■ **Required work**: What is the number of lines in these entries that include "this"? Write that number and no other text.

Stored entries
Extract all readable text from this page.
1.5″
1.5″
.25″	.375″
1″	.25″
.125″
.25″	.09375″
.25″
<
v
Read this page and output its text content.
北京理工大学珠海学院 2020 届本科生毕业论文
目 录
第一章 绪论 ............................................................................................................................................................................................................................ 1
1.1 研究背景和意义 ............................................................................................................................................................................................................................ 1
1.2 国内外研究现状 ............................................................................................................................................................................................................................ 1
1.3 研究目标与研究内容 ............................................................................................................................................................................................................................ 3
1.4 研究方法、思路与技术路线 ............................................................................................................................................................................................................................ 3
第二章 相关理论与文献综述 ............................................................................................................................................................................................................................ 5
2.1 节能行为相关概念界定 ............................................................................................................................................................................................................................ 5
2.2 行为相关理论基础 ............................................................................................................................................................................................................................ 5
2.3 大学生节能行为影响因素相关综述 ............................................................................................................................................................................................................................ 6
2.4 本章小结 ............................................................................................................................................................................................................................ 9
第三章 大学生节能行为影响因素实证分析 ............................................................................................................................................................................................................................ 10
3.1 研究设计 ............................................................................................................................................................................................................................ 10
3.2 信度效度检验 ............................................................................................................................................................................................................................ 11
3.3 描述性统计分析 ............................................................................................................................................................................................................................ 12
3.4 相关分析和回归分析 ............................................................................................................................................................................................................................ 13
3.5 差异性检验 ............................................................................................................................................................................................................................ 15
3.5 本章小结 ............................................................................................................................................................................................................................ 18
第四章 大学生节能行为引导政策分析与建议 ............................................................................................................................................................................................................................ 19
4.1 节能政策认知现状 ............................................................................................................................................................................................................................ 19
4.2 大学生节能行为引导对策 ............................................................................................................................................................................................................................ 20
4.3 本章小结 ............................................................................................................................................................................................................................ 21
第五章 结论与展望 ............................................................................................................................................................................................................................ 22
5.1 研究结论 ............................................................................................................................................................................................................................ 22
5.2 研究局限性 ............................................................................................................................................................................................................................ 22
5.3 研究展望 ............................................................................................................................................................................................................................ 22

■ **Task answer**: 2